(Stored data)
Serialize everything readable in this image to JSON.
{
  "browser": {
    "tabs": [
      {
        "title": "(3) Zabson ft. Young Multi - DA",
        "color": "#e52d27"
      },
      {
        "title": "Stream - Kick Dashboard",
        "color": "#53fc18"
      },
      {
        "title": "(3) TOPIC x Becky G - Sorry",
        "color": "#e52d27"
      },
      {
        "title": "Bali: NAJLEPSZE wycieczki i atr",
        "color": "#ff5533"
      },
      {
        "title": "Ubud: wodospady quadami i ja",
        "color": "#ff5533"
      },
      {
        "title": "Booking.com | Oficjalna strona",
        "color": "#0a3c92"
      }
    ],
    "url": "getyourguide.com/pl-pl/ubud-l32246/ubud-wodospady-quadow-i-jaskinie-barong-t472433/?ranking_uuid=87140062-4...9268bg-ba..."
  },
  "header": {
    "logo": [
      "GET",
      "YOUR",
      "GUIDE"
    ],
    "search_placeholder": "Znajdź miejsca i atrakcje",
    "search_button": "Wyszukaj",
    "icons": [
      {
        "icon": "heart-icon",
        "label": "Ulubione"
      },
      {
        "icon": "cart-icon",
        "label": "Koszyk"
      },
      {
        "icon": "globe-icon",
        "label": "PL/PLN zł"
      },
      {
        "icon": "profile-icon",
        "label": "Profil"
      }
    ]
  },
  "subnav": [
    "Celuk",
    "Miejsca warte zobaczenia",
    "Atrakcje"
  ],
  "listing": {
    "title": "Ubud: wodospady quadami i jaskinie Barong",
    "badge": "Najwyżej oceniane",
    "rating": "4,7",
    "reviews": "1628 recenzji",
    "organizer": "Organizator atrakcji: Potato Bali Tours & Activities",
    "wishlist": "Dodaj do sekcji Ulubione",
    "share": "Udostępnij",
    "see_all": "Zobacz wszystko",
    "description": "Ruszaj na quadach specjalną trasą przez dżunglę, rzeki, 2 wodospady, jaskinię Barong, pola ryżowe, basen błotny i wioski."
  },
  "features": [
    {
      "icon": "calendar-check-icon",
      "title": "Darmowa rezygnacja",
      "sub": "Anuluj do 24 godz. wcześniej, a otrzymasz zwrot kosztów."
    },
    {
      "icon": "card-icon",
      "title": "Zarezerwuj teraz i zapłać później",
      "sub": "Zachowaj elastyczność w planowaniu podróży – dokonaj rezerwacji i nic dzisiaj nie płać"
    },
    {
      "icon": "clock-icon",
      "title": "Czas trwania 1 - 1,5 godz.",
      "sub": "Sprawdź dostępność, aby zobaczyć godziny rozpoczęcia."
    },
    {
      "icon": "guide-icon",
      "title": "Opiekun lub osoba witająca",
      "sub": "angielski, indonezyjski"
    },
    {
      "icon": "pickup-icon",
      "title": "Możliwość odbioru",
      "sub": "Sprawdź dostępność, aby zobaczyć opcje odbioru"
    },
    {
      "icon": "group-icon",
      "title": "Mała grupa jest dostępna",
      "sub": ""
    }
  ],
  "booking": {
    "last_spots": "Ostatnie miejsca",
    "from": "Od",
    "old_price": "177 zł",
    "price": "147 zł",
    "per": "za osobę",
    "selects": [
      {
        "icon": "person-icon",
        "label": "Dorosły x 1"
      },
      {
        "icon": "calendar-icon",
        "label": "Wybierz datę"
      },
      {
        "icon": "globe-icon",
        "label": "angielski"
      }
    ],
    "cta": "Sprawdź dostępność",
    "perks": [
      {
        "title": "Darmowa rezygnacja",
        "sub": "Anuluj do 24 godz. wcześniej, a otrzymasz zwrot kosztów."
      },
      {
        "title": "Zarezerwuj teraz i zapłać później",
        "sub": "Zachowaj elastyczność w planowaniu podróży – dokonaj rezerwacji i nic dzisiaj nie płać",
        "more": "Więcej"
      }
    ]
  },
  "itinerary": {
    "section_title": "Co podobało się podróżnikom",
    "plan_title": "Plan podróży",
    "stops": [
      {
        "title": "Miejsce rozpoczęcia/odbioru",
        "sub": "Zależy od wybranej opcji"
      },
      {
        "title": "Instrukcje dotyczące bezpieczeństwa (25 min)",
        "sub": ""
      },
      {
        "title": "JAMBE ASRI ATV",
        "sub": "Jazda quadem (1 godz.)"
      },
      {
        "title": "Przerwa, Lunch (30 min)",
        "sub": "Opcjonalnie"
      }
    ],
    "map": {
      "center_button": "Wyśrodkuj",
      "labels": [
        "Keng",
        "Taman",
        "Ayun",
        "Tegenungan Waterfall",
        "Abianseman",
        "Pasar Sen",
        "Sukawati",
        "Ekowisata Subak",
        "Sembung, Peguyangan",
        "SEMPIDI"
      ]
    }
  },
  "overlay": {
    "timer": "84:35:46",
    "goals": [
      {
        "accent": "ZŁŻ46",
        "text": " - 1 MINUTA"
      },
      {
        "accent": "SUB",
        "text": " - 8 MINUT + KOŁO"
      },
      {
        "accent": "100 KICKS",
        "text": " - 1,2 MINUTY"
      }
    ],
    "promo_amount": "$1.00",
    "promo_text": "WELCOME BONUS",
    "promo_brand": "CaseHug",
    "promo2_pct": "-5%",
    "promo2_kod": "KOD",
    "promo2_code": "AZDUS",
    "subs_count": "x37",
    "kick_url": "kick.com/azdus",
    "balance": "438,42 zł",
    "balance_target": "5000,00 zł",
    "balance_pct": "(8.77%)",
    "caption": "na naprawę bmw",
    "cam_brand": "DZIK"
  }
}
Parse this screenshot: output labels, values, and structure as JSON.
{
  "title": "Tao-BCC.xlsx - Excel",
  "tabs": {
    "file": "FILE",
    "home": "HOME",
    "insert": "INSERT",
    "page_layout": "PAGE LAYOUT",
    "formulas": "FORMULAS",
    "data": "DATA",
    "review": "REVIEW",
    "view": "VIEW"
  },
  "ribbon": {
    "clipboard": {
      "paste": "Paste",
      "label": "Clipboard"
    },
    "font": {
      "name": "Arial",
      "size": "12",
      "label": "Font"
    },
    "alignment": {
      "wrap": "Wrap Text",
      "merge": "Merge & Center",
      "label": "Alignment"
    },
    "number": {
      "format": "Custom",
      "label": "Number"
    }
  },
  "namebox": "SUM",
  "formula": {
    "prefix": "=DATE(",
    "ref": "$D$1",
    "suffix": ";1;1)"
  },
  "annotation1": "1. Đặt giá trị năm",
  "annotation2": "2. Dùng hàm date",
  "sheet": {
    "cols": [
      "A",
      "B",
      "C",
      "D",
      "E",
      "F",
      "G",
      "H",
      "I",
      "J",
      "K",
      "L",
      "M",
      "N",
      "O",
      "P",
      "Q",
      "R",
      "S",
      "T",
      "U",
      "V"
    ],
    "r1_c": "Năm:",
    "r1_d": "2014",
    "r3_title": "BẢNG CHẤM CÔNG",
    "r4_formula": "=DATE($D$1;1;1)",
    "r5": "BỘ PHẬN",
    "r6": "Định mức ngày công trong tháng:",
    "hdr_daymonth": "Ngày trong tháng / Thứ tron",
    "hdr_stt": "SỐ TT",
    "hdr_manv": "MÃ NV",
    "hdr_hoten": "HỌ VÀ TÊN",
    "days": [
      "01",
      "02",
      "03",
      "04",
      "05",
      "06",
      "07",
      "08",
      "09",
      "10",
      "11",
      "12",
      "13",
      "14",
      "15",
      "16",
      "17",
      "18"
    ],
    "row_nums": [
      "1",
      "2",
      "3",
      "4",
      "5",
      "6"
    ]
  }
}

_What is needed:_ State how many lines hold the word "Anuluj". The number is the whole answer.

_Answer to this exercise:_ 2